-------- PROVIDED DATA
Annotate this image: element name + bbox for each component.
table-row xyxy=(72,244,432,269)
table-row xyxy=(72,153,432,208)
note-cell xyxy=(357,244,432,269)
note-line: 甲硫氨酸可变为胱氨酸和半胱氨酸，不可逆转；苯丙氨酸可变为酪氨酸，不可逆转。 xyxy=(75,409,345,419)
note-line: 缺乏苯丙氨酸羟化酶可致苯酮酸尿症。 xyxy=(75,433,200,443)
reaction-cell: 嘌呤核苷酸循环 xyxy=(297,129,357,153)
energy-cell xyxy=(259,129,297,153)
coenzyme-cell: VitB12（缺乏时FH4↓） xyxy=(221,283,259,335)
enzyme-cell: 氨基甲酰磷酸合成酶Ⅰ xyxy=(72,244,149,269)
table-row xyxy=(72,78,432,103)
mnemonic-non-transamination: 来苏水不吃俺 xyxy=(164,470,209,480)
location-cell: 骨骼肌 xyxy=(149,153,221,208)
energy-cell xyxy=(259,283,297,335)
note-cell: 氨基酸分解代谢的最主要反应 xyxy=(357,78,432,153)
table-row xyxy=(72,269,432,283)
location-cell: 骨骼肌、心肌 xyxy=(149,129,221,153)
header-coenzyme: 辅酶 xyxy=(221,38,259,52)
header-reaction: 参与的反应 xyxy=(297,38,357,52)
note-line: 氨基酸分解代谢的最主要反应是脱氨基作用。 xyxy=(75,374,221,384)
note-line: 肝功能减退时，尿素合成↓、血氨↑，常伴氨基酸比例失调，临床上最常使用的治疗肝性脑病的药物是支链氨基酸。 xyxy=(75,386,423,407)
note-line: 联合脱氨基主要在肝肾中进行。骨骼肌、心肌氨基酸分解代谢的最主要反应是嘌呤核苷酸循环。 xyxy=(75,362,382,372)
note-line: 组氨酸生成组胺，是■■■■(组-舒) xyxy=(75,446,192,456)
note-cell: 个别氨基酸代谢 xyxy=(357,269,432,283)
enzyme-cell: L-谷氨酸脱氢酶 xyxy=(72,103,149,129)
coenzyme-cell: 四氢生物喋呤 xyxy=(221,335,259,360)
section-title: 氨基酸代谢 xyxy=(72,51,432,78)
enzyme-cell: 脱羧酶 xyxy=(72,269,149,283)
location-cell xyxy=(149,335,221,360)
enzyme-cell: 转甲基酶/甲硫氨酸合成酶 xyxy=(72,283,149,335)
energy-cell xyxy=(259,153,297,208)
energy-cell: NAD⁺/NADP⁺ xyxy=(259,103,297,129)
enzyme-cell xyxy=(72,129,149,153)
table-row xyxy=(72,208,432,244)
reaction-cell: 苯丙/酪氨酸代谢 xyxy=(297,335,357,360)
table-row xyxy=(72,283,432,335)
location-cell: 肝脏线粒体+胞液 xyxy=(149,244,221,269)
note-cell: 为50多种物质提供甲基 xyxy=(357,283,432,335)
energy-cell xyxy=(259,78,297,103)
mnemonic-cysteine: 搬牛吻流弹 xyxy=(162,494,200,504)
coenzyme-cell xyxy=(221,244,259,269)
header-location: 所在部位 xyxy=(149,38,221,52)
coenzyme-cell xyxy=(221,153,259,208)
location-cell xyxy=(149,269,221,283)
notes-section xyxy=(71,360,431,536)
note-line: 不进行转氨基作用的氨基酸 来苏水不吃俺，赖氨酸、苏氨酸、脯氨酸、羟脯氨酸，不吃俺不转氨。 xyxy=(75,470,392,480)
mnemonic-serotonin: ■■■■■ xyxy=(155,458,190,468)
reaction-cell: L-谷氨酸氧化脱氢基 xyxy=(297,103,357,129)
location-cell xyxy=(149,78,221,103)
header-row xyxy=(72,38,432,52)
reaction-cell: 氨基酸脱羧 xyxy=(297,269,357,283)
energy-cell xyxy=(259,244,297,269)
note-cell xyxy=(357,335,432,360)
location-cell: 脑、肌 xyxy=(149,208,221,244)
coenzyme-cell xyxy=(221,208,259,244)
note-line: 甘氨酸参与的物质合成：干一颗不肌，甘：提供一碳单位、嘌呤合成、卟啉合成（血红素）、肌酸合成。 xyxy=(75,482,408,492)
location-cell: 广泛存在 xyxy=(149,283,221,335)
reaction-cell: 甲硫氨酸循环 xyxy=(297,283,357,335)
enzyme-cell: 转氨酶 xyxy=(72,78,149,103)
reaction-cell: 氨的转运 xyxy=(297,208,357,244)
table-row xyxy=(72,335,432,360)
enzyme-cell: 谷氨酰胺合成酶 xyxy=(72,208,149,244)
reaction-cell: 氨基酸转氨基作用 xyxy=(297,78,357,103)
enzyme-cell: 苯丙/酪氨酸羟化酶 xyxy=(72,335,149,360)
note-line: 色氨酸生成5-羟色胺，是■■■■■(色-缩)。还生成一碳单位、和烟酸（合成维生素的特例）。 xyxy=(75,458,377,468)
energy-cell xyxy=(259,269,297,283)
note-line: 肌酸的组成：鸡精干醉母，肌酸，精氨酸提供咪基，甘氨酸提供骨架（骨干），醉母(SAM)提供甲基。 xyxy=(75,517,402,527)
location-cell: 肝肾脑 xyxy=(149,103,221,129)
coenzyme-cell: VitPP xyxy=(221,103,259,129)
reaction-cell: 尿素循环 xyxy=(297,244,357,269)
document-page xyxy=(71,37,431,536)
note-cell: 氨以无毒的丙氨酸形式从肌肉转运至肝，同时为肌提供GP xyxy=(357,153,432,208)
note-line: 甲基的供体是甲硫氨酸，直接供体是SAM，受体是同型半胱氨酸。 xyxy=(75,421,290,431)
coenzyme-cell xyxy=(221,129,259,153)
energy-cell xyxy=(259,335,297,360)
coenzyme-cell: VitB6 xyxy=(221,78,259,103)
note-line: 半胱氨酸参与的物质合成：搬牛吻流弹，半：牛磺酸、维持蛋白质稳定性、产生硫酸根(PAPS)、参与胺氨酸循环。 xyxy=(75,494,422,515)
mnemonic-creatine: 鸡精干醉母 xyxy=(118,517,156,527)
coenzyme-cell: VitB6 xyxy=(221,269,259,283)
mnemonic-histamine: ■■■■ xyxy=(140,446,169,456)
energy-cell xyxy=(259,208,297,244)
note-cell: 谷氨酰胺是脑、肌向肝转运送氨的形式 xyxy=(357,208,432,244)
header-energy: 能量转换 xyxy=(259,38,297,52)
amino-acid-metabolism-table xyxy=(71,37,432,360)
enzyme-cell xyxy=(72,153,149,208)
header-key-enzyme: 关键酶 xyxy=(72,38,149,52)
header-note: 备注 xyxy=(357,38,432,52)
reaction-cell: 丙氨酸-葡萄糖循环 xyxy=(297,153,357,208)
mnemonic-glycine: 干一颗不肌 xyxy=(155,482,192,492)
----------------
* REQUIREMENT *
Which lines of the data contain the word "section"? Copy each one.

* RESPONSE BELOW *
section-title: 氨基酸代谢 xyxy=(72,51,432,78)
notes-section xyxy=(71,360,431,536)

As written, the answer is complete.